* Begin *

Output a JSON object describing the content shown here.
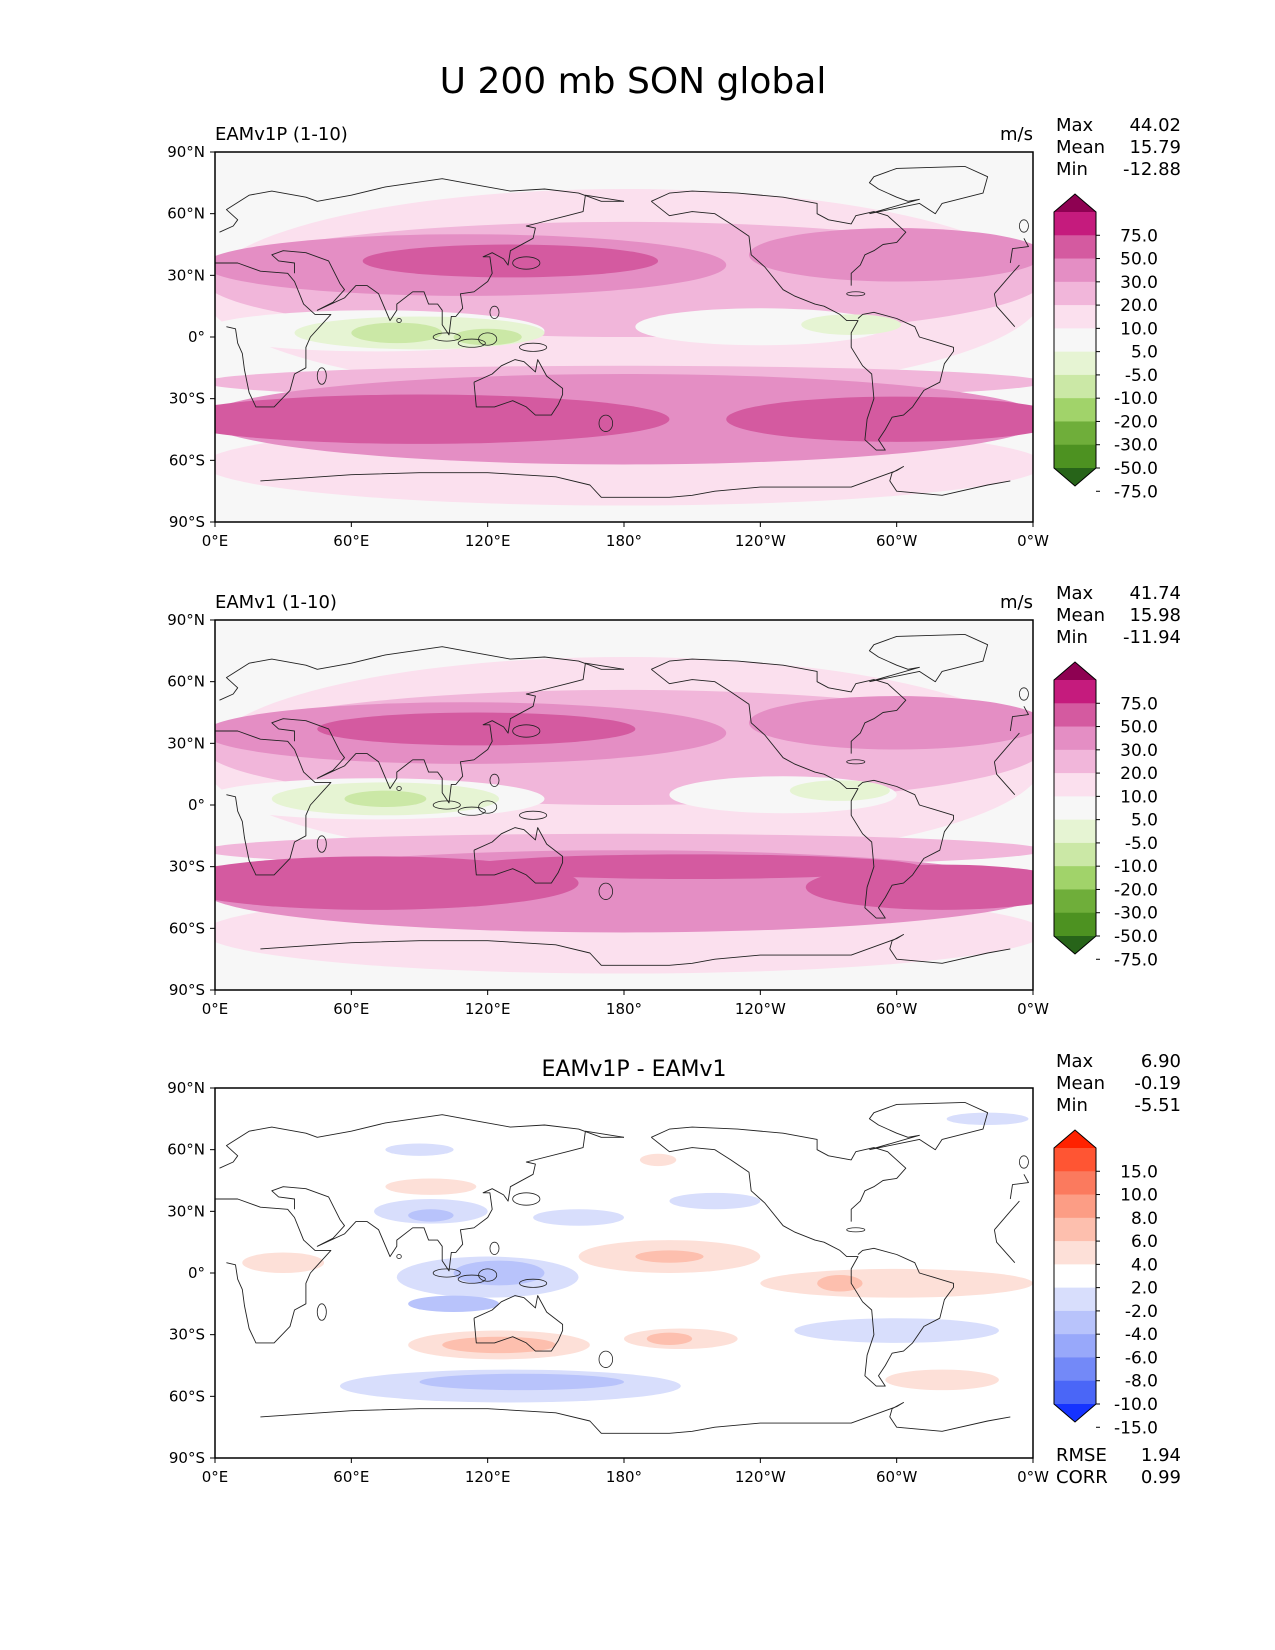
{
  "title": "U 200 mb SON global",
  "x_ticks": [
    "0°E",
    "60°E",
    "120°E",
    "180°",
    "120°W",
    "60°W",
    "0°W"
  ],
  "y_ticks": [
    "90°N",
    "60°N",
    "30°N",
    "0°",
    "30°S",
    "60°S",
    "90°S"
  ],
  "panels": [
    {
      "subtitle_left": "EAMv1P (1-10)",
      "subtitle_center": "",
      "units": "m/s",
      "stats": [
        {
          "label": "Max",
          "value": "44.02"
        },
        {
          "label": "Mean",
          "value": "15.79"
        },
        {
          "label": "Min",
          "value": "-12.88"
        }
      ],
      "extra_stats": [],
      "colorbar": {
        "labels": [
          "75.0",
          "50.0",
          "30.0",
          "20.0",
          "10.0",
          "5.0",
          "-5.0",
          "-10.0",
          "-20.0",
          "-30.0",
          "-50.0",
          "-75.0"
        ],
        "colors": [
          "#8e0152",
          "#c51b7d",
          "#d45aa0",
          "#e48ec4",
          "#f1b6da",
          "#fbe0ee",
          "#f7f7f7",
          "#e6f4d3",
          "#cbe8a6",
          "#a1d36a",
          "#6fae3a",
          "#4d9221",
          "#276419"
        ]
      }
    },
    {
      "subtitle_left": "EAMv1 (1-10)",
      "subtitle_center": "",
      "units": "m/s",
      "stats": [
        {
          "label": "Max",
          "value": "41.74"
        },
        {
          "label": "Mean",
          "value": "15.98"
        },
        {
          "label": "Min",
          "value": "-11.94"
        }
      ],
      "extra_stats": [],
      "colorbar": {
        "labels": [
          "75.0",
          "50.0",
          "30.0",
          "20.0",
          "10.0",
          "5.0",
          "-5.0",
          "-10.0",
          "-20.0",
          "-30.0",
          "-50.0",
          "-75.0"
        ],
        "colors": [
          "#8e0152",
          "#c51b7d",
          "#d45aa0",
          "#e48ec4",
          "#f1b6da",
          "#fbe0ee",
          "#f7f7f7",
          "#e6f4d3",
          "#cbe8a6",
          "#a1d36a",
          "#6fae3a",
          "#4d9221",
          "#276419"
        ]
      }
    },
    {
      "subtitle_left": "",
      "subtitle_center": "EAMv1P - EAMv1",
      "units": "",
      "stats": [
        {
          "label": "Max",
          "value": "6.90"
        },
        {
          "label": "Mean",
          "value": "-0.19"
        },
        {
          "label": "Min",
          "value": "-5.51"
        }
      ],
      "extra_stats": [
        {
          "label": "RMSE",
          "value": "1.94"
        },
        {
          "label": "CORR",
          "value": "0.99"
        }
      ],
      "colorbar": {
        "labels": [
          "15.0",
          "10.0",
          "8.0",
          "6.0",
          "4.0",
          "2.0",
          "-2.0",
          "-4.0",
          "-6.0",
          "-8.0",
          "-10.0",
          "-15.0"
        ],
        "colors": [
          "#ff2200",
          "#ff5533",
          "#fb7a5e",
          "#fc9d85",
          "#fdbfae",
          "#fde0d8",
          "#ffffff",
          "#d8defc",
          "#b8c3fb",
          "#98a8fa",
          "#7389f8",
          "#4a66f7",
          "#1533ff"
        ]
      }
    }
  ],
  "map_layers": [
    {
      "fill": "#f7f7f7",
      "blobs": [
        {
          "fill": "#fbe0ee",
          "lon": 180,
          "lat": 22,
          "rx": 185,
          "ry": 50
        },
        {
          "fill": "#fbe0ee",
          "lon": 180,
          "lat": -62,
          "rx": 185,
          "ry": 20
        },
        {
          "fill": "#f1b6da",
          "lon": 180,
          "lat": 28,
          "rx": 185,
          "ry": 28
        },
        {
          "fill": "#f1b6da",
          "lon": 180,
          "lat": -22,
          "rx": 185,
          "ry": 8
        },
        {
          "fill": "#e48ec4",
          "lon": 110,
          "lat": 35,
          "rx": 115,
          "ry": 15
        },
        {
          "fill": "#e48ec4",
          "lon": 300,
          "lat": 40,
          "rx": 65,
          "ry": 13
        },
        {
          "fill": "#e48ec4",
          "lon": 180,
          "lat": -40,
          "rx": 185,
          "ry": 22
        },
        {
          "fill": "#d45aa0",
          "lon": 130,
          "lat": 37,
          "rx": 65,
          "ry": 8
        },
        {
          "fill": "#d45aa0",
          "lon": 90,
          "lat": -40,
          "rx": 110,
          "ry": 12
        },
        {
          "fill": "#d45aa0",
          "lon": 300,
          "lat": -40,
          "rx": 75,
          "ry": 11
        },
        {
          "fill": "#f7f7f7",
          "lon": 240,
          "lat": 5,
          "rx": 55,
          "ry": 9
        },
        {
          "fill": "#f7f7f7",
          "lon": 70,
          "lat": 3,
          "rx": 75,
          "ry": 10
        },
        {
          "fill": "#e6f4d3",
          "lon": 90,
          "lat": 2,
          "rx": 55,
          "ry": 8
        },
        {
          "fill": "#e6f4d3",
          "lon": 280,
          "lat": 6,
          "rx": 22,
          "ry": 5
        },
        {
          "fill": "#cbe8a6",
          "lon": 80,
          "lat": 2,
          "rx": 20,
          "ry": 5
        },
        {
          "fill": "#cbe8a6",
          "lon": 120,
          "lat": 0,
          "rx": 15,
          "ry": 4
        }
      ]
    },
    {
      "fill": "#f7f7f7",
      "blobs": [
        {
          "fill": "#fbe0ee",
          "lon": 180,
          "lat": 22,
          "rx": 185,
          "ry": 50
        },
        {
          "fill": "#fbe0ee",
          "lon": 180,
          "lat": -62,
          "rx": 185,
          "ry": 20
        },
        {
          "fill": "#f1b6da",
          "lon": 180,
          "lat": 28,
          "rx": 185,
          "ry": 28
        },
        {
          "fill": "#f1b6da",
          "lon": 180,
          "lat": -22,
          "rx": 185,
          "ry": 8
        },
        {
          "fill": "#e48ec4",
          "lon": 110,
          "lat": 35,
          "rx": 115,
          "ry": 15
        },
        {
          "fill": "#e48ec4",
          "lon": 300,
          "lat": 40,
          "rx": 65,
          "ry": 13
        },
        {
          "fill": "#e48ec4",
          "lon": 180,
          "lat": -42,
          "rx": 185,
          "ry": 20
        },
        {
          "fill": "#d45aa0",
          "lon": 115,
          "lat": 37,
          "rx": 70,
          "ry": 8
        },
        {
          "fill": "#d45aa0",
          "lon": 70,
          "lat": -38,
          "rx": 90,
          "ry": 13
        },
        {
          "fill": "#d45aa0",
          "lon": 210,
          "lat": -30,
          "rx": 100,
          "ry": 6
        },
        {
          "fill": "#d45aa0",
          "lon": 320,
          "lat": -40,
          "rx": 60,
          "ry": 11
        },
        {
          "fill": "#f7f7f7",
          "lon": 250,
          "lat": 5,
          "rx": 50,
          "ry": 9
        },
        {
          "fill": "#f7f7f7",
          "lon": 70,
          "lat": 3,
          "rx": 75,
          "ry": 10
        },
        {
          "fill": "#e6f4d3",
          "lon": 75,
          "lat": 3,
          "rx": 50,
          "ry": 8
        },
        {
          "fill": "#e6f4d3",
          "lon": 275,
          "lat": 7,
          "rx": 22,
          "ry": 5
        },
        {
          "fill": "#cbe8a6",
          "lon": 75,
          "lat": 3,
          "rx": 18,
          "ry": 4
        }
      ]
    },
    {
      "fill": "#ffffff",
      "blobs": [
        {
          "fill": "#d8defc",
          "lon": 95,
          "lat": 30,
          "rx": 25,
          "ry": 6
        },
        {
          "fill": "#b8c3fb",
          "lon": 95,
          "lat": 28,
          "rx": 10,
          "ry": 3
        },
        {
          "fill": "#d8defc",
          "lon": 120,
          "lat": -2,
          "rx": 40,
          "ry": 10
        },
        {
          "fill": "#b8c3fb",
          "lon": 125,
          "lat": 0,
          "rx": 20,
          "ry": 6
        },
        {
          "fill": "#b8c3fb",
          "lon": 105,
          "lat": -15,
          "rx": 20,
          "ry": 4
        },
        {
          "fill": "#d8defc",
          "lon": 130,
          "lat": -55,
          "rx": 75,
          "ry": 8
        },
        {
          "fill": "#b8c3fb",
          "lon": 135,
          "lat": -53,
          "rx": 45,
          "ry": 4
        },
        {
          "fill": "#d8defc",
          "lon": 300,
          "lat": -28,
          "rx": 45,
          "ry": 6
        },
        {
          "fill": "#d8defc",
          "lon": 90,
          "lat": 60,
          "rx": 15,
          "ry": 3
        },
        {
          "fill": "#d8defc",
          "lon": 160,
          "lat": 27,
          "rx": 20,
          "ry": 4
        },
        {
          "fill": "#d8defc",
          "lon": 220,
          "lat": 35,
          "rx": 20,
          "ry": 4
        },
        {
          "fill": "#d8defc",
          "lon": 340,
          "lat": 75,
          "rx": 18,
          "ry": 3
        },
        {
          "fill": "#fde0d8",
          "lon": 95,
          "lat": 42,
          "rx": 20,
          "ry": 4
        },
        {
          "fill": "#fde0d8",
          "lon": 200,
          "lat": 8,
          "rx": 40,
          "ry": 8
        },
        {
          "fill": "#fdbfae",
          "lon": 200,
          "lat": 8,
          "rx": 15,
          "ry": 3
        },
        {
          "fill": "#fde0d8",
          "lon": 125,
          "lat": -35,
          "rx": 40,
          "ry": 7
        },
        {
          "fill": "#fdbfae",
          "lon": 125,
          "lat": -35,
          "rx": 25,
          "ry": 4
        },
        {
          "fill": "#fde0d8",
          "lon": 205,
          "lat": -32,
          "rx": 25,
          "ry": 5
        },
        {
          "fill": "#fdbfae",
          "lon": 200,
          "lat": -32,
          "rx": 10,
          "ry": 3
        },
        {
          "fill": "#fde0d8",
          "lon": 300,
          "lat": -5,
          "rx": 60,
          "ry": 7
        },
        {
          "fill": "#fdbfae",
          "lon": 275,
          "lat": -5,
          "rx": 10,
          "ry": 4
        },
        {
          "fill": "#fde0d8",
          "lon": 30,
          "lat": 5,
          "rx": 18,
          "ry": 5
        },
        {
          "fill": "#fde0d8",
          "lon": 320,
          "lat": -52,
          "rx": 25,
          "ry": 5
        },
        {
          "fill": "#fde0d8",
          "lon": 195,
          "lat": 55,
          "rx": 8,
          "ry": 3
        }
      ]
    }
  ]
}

* End *
* Begin *

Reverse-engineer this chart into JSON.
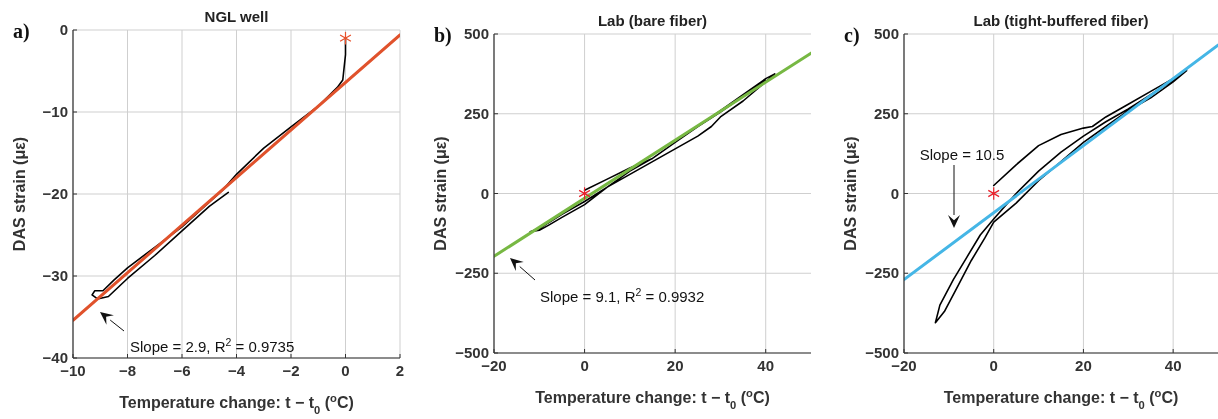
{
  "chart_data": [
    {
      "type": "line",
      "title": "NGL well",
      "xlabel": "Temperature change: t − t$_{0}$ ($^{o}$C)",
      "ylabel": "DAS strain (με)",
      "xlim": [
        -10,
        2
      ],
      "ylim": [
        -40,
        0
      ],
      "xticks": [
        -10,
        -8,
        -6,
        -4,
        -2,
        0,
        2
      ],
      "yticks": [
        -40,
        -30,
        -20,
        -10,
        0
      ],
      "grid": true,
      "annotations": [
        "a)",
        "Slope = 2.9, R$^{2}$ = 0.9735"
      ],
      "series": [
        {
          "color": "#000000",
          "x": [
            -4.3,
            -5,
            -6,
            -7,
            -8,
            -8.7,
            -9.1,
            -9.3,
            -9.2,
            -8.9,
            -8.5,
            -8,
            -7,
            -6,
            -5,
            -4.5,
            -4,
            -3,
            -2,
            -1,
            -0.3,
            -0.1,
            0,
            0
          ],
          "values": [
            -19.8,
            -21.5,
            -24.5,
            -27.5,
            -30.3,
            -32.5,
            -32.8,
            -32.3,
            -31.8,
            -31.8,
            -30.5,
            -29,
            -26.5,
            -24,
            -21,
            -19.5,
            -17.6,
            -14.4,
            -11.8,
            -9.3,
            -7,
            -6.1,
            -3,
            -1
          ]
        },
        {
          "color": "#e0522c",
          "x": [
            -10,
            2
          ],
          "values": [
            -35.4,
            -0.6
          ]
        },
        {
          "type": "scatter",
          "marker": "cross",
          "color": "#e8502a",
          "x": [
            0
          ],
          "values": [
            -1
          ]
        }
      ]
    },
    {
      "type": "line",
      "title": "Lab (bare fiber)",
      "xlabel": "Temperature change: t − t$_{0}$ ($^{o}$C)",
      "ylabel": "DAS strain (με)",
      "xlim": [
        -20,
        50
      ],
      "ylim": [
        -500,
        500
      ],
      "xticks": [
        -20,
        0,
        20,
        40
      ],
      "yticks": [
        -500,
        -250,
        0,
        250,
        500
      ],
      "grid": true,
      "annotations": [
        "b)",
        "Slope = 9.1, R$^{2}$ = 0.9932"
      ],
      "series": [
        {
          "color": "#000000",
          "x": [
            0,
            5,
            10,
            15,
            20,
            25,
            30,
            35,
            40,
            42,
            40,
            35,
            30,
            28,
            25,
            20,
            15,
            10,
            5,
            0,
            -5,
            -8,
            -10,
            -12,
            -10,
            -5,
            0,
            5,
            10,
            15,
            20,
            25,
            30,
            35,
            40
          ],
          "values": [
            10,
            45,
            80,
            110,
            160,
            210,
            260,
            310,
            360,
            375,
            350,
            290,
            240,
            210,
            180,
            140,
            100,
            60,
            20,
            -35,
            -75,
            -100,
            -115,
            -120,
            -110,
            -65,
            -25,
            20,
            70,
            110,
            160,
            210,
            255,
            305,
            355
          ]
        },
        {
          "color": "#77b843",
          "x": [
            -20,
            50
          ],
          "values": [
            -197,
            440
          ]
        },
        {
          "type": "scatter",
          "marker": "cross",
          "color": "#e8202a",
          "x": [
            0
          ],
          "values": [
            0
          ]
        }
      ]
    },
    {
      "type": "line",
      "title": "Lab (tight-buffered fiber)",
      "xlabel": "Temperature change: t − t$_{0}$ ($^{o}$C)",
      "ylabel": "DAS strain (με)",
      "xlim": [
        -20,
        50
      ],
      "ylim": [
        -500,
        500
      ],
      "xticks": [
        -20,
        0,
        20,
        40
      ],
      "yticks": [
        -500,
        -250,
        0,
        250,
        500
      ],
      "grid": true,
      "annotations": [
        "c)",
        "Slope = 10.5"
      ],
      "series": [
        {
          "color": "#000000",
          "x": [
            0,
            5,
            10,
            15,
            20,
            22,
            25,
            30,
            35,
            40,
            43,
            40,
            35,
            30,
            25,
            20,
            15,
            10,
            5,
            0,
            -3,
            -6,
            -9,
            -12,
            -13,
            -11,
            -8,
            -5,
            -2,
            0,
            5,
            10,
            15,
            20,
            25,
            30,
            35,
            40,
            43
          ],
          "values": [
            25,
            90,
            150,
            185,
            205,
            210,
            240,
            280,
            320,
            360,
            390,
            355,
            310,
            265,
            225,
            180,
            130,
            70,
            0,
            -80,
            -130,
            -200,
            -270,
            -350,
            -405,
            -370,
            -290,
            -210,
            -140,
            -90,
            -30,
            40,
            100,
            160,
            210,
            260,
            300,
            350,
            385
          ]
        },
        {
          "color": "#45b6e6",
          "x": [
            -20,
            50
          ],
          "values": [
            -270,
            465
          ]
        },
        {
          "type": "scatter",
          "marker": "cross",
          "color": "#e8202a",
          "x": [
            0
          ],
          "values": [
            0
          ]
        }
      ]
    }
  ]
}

* End *

■ Work to be completed ■
Scan the material line by line and report each one that contains "Slope".

■ Solution for this problem ■
        "Slope = 2.9, R$^{2}$ = 0.9735"
        "Slope = 9.1, R$^{2}$ = 0.9932"
        "Slope = 10.5"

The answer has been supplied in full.